What to produce: Exclude the pictures and reproduce the remaining data exactly as written.

Recorded data:
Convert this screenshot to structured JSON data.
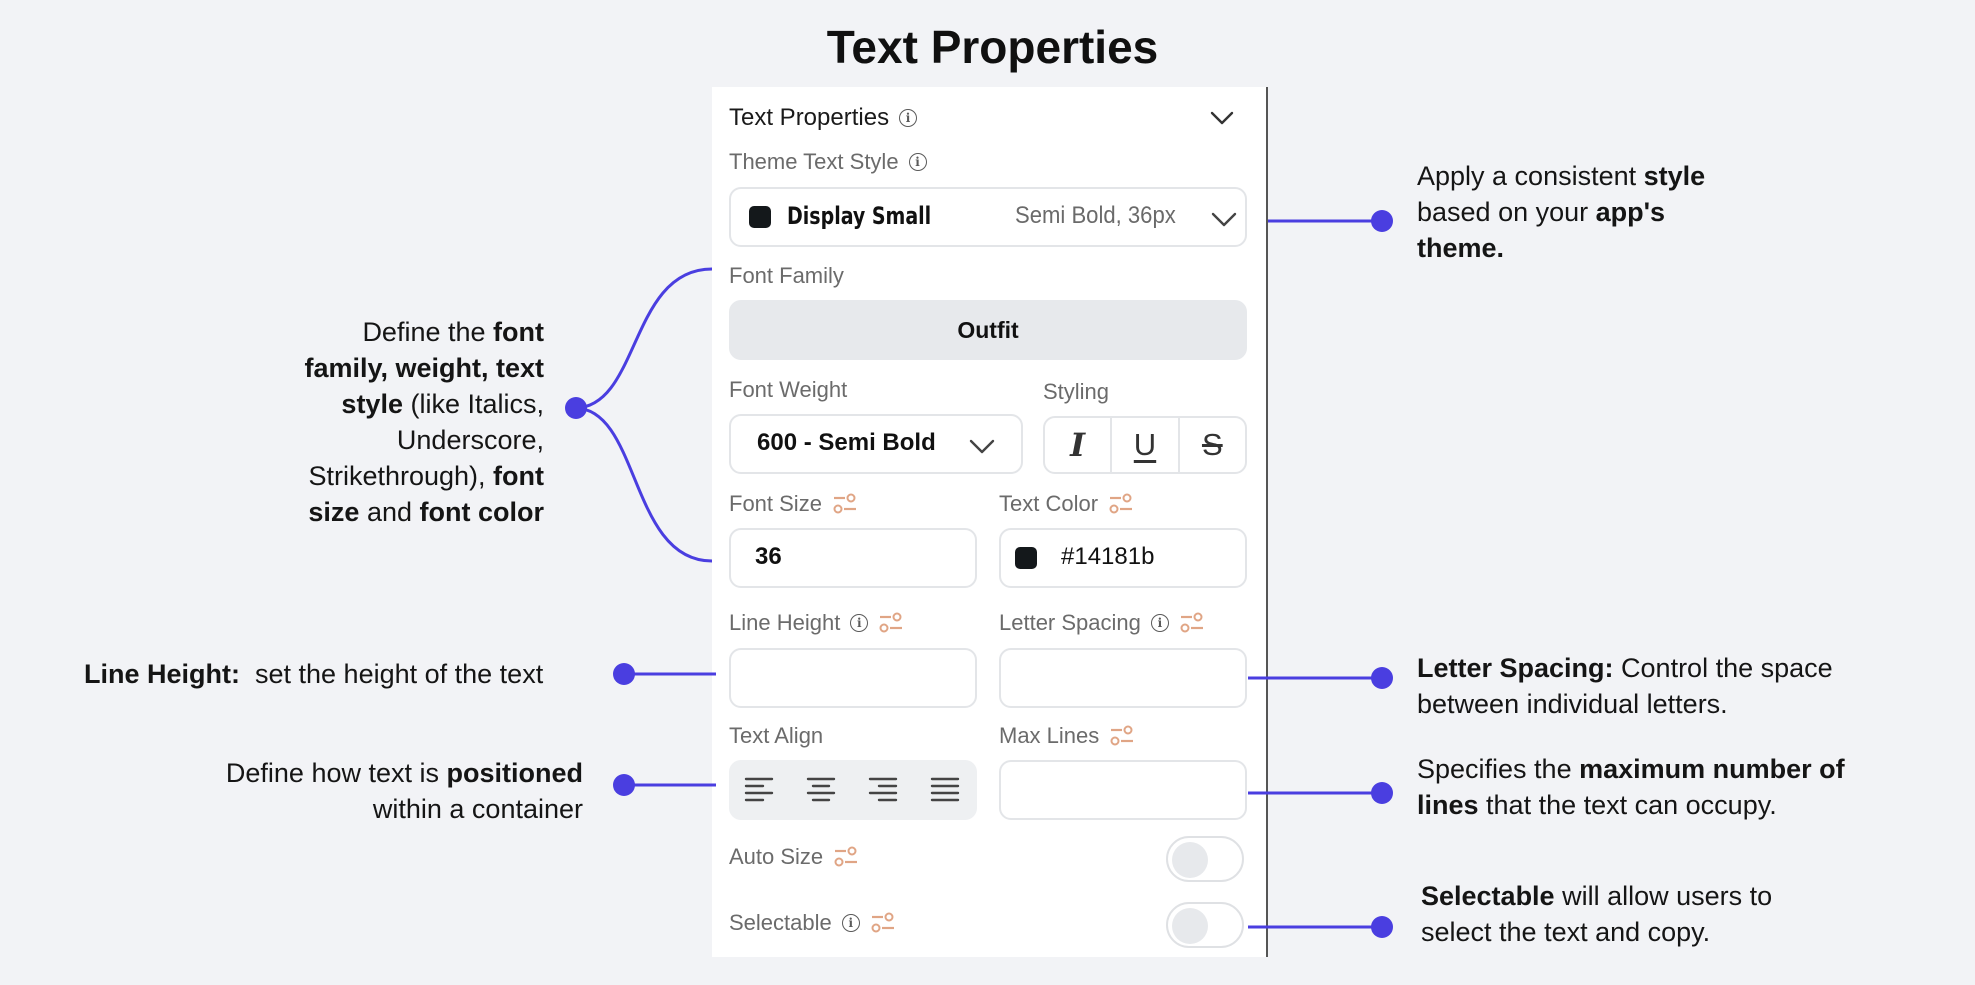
{
  "page_title": "Text Properties",
  "panel": {
    "header": {
      "title": "Text Properties",
      "info_icon": "info-icon",
      "collapse_icon": "chevron-down-icon"
    },
    "theme_text_style": {
      "label": "Theme Text Style",
      "value_name": "Display Small",
      "value_detail": "Semi Bold, 36px",
      "swatch_color": "#14181b"
    },
    "font_family": {
      "label": "Font Family",
      "value": "Outfit"
    },
    "font_weight": {
      "label": "Font Weight",
      "value": "600 - Semi Bold"
    },
    "styling": {
      "label": "Styling",
      "italic": "I",
      "underline": "U",
      "strikethrough": "S"
    },
    "font_size": {
      "label": "Font Size",
      "value": "36"
    },
    "text_color": {
      "label": "Text Color",
      "value": "#14181b",
      "swatch_color": "#14181b"
    },
    "line_height": {
      "label": "Line Height",
      "value": ""
    },
    "letter_spacing": {
      "label": "Letter Spacing",
      "value": ""
    },
    "text_align": {
      "label": "Text Align",
      "options": [
        "left",
        "center",
        "right",
        "justify"
      ]
    },
    "max_lines": {
      "label": "Max Lines",
      "value": ""
    },
    "auto_size": {
      "label": "Auto Size",
      "enabled": false
    },
    "selectable": {
      "label": "Selectable",
      "enabled": false
    }
  },
  "annotations": {
    "theme": {
      "l1_pre": "Apply a consistent ",
      "l1_bold": "style",
      "l2_pre": "based on your ",
      "l2_bold": "app's",
      "l3_bold": "theme."
    },
    "font": {
      "l1_pre": "Define the ",
      "l1_bold": "font",
      "l2_bold": "family, weight, text",
      "l3_bold": "style",
      "l3_post": " (like Italics,",
      "l4": "Underscore,",
      "l5_pre": "Strikethrough), ",
      "l5_bold": "font",
      "l6_bold1": "size",
      "l6_mid": " and ",
      "l6_bold2": "font color"
    },
    "line_height": {
      "bold": "Line Height:",
      "post": "  set the height of the text"
    },
    "letter_spacing": {
      "bold": "Letter Spacing:",
      "post": " Control the space",
      "l2": "between individual letters."
    },
    "align": {
      "l1_pre": "Define how text is ",
      "l1_bold": "positioned",
      "l2": "within a container"
    },
    "max_lines": {
      "l1_pre": "Specifies the ",
      "l1_bold": "maximum number of",
      "l2_bold": "lines",
      "l2_post": " that the text can occupy."
    },
    "selectable": {
      "l1_bold": "Selectable",
      "l1_post": " will allow users to",
      "l2": "select the text and copy."
    }
  },
  "colors": {
    "accent": "#4a3ee0",
    "setting_icon": "#e0a585",
    "panel_bg": "#ffffff",
    "page_bg": "#f2f3f6"
  }
}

Exercise solution:
Convert this screenshot to structured JSON data.
{
  "page_title": "Text Properties",
  "panel": {
    "header": {
      "title": "Text Properties",
      "info_icon": "info-icon",
      "collapse_icon": "chevron-down-icon"
    },
    "theme_text_style": {
      "label": "Theme Text Style",
      "value_name": "Display Small",
      "value_detail": "Semi Bold, 36px",
      "swatch_color": "#14181b"
    },
    "font_family": {
      "label": "Font Family",
      "value": "Outfit"
    },
    "font_weight": {
      "label": "Font Weight",
      "value": "600 - Semi Bold"
    },
    "styling": {
      "label": "Styling",
      "italic": "I",
      "underline": "U",
      "strikethrough": "S"
    },
    "font_size": {
      "label": "Font Size",
      "value": "36"
    },
    "text_color": {
      "label": "Text Color",
      "value": "#14181b",
      "swatch_color": "#14181b"
    },
    "line_height": {
      "label": "Line Height",
      "value": ""
    },
    "letter_spacing": {
      "label": "Letter Spacing",
      "value": ""
    },
    "text_align": {
      "label": "Text Align",
      "options": [
        "left",
        "center",
        "right",
        "justify"
      ]
    },
    "max_lines": {
      "label": "Max Lines",
      "value": ""
    },
    "auto_size": {
      "label": "Auto Size",
      "enabled": false
    },
    "selectable": {
      "label": "Selectable",
      "enabled": false
    }
  },
  "annotations": {
    "theme": {
      "l1_pre": "Apply a consistent ",
      "l1_bold": "style",
      "l2_pre": "based on your ",
      "l2_bold": "app's",
      "l3_bold": "theme."
    },
    "font": {
      "l1_pre": "Define the ",
      "l1_bold": "font",
      "l2_bold": "family, weight, text",
      "l3_bold": "style",
      "l3_post": " (like Italics,",
      "l4": "Underscore,",
      "l5_pre": "Strikethrough), ",
      "l5_bold": "font",
      "l6_bold1": "size",
      "l6_mid": " and ",
      "l6_bold2": "font color"
    },
    "line_height": {
      "bold": "Line Height:",
      "post": "  set the height of the text"
    },
    "letter_spacing": {
      "bold": "Letter Spacing:",
      "post": " Control the space",
      "l2": "between individual letters."
    },
    "align": {
      "l1_pre": "Define how text is ",
      "l1_bold": "positioned",
      "l2": "within a container"
    },
    "max_lines": {
      "l1_pre": "Specifies the ",
      "l1_bold": "maximum number of",
      "l2_bold": "lines",
      "l2_post": " that the text can occupy."
    },
    "selectable": {
      "l1_bold": "Selectable",
      "l1_post": " will allow users to",
      "l2": "select the text and copy."
    }
  },
  "colors": {
    "accent": "#4a3ee0",
    "setting_icon": "#e0a585",
    "panel_bg": "#ffffff",
    "page_bg": "#f2f3f6"
  }
}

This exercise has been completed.